[BEGIN INPUT RECORDS]

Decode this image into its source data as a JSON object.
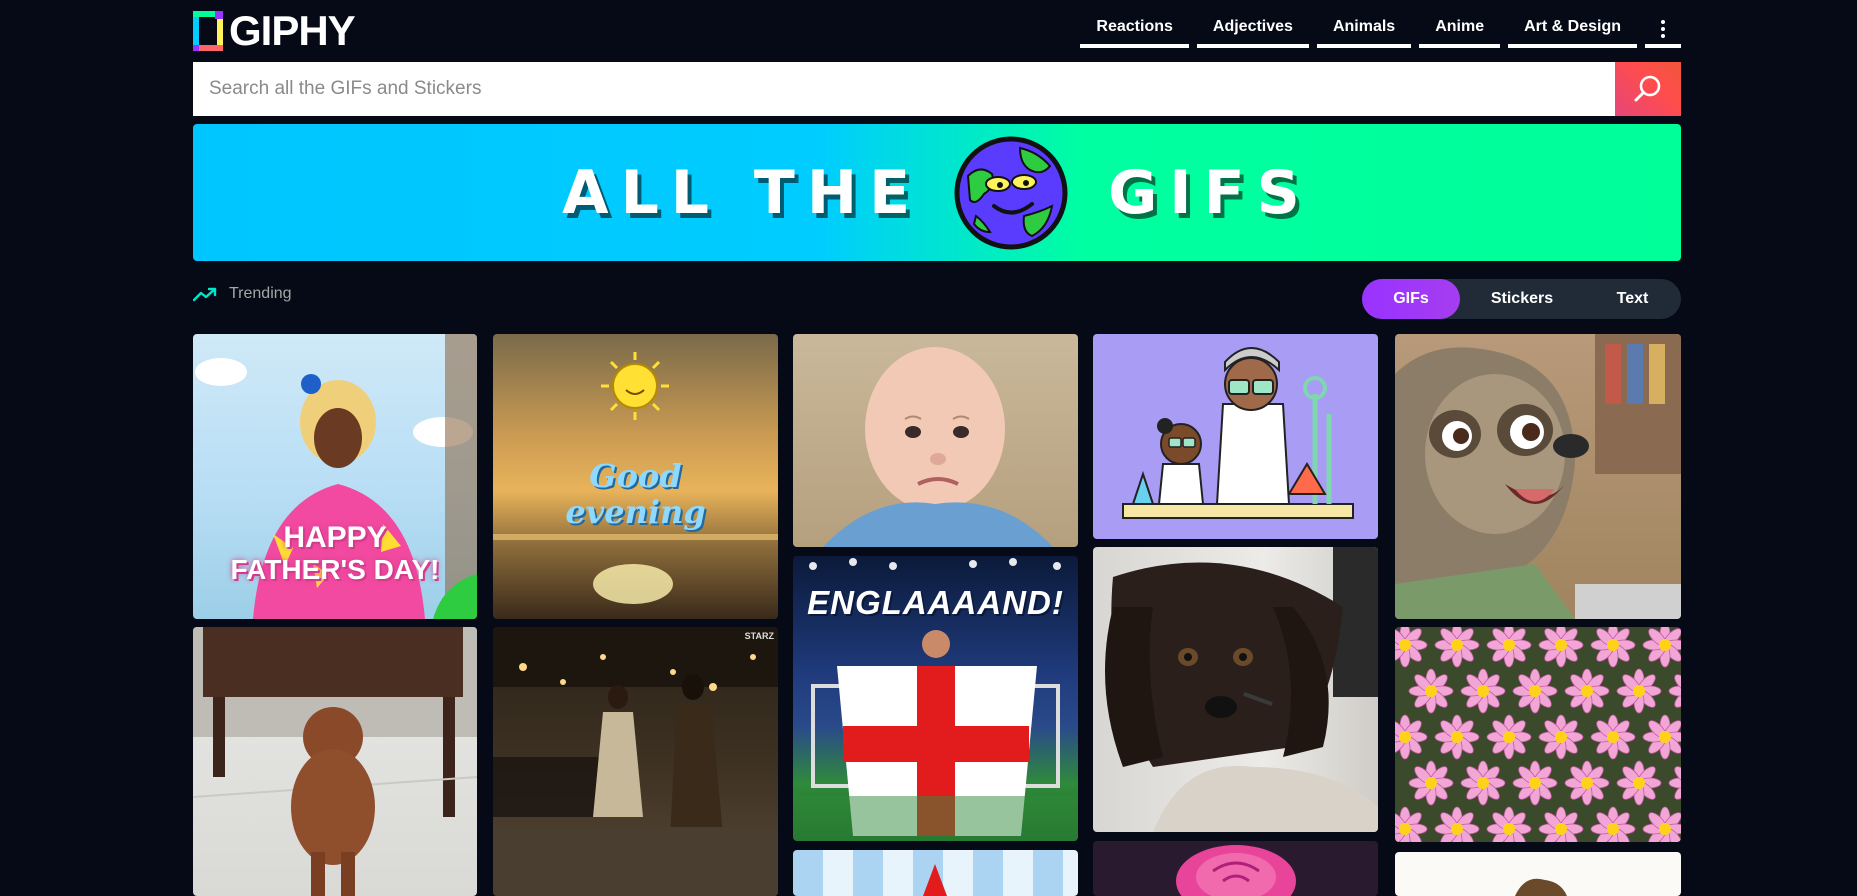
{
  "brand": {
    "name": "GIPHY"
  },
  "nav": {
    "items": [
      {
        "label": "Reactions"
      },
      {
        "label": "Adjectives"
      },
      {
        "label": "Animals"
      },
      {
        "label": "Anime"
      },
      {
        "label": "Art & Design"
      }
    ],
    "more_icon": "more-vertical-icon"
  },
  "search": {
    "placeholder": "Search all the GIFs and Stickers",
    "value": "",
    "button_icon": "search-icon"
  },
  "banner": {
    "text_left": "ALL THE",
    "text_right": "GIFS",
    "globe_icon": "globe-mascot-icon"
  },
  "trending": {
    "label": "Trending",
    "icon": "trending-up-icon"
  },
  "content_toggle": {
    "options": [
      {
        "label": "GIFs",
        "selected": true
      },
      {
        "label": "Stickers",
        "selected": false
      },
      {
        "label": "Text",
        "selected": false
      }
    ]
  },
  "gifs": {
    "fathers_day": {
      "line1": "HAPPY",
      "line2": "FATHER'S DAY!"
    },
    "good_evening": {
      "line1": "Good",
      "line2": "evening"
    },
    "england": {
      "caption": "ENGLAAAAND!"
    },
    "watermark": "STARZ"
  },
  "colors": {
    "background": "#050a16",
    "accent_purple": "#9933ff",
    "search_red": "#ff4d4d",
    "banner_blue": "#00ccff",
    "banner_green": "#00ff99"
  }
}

[END INPUT RECORDS]

THE EXERCISE — Transcribe the complete set of entries verbatim. No pictures belong in the copy.

COMPLETED TASK —
Decode this image into its source data as a JSON object.
{
  "brand": {
    "name": "GIPHY"
  },
  "nav": {
    "items": [
      {
        "label": "Reactions"
      },
      {
        "label": "Adjectives"
      },
      {
        "label": "Animals"
      },
      {
        "label": "Anime"
      },
      {
        "label": "Art & Design"
      }
    ],
    "more_icon": "more-vertical-icon"
  },
  "search": {
    "placeholder": "Search all the GIFs and Stickers",
    "value": "",
    "button_icon": "search-icon"
  },
  "banner": {
    "text_left": "ALL THE",
    "text_right": "GIFS",
    "globe_icon": "globe-mascot-icon"
  },
  "trending": {
    "label": "Trending",
    "icon": "trending-up-icon"
  },
  "content_toggle": {
    "options": [
      {
        "label": "GIFs",
        "selected": true
      },
      {
        "label": "Stickers",
        "selected": false
      },
      {
        "label": "Text",
        "selected": false
      }
    ]
  },
  "gifs": {
    "fathers_day": {
      "line1": "HAPPY",
      "line2": "FATHER'S DAY!"
    },
    "good_evening": {
      "line1": "Good",
      "line2": "evening"
    },
    "england": {
      "caption": "ENGLAAAAND!"
    },
    "watermark": "STARZ"
  },
  "colors": {
    "background": "#050a16",
    "accent_purple": "#9933ff",
    "search_red": "#ff4d4d",
    "banner_blue": "#00ccff",
    "banner_green": "#00ff99"
  }
}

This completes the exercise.